### DIRECTIVE
Transcribe each entry below exactly. Pictures do not go in the copy.

(A run of records)

..........

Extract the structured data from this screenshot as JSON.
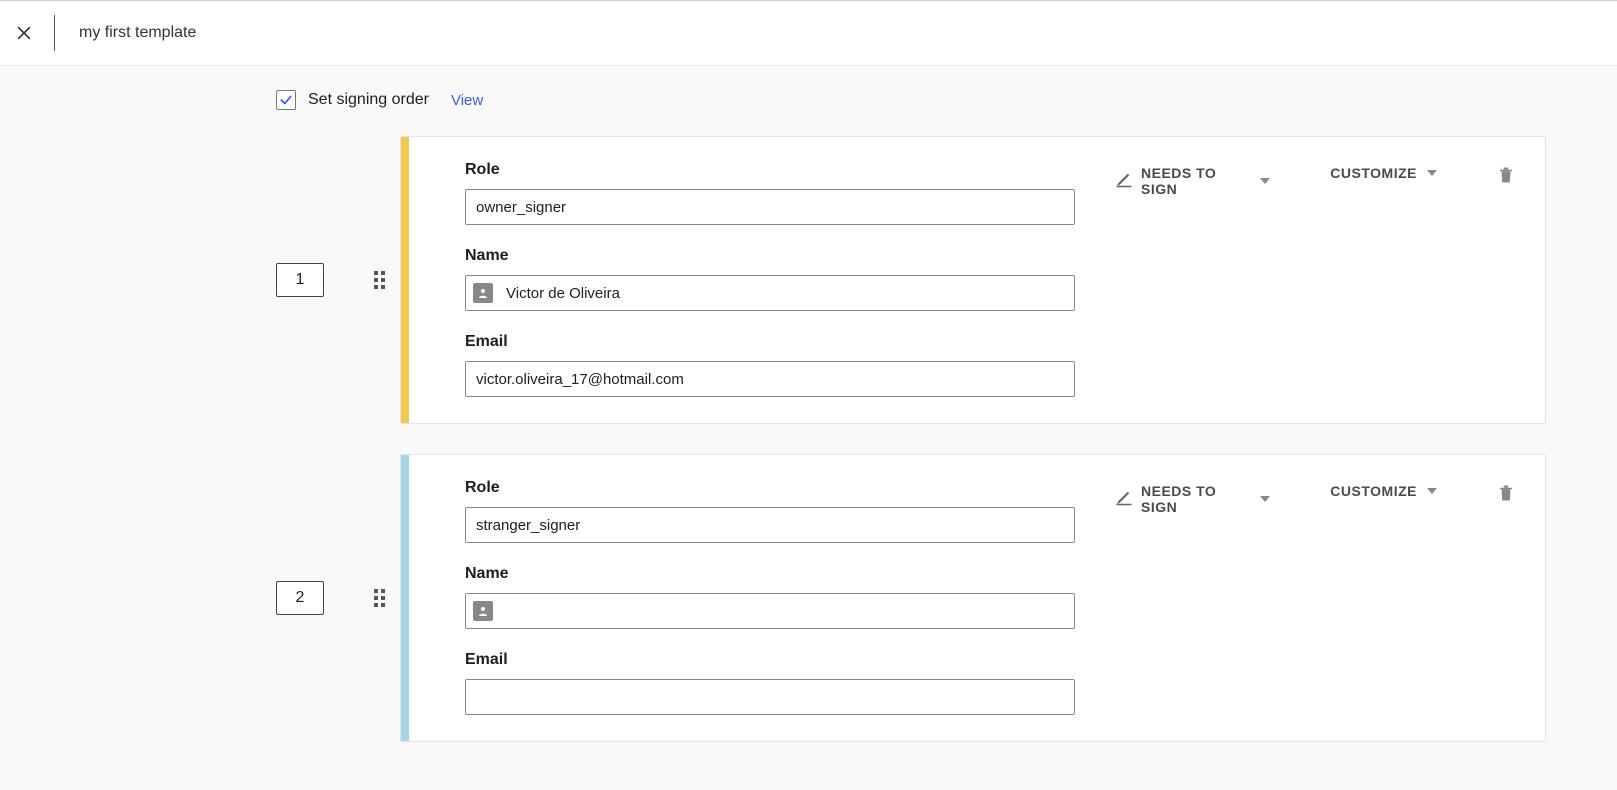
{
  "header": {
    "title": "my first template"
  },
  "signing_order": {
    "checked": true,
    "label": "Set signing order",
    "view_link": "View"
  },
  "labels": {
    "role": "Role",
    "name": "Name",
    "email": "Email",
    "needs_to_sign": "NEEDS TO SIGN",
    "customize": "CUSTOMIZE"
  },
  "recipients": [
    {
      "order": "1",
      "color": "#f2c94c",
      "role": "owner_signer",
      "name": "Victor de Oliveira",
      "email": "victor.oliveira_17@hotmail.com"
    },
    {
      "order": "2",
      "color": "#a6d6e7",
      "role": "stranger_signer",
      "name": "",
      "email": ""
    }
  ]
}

..........

### REPLY TO THE TASK
Extract the structured data from this screenshot as JSON.
{
  "header": {
    "title": "my first template"
  },
  "signing_order": {
    "checked": true,
    "label": "Set signing order",
    "view_link": "View"
  },
  "labels": {
    "role": "Role",
    "name": "Name",
    "email": "Email",
    "needs_to_sign": "NEEDS TO SIGN",
    "customize": "CUSTOMIZE"
  },
  "recipients": [
    {
      "order": "1",
      "color": "#f2c94c",
      "role": "owner_signer",
      "name": "Victor de Oliveira",
      "email": "victor.oliveira_17@hotmail.com"
    },
    {
      "order": "2",
      "color": "#a6d6e7",
      "role": "stranger_signer",
      "name": "",
      "email": ""
    }
  ]
}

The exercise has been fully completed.